◆ Written instruction
Write the material out again, line by line, exactly as it is.

◆ Dataset content
● ● ● ● ●
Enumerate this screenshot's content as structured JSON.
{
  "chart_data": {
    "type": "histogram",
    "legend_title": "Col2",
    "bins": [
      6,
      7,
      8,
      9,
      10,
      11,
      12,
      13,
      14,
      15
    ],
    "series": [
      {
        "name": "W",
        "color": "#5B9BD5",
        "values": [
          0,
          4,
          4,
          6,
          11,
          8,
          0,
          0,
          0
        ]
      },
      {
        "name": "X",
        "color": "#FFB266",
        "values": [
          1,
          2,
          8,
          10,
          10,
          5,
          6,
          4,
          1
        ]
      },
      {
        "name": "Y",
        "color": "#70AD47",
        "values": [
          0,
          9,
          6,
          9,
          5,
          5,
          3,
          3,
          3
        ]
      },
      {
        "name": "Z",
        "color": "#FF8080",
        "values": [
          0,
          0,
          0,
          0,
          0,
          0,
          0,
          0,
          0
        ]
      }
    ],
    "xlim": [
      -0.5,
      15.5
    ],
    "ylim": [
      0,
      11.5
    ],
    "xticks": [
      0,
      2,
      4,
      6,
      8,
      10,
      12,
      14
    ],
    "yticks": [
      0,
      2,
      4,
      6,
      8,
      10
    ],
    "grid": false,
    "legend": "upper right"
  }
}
● ● ● ● ●
◆ Answer to the task
Enumerate this screenshot's content as structured JSON.
{
  "chart_data": {
    "type": "histogram",
    "legend_title": "Col2",
    "bins": [
      6,
      7,
      8,
      9,
      10,
      11,
      12,
      13,
      14,
      15
    ],
    "series": [
      {
        "name": "W",
        "color": "#5B9BD5",
        "values": [
          0,
          4,
          4,
          6,
          11,
          8,
          0,
          0,
          0
        ]
      },
      {
        "name": "X",
        "color": "#FFB266",
        "values": [
          1,
          2,
          8,
          10,
          10,
          5,
          6,
          4,
          1
        ]
      },
      {
        "name": "Y",
        "color": "#70AD47",
        "values": [
          0,
          9,
          6,
          9,
          5,
          5,
          3,
          3,
          3
        ]
      },
      {
        "name": "Z",
        "color": "#FF8080",
        "values": [
          0,
          0,
          0,
          0,
          0,
          0,
          0,
          0,
          0
        ]
      }
    ],
    "xlim": [
      -0.5,
      15.5
    ],
    "ylim": [
      0,
      11.5
    ],
    "xticks": [
      0,
      2,
      4,
      6,
      8,
      10,
      12,
      14
    ],
    "yticks": [
      0,
      2,
      4,
      6,
      8,
      10
    ],
    "grid": false,
    "legend": "upper right"
  }
}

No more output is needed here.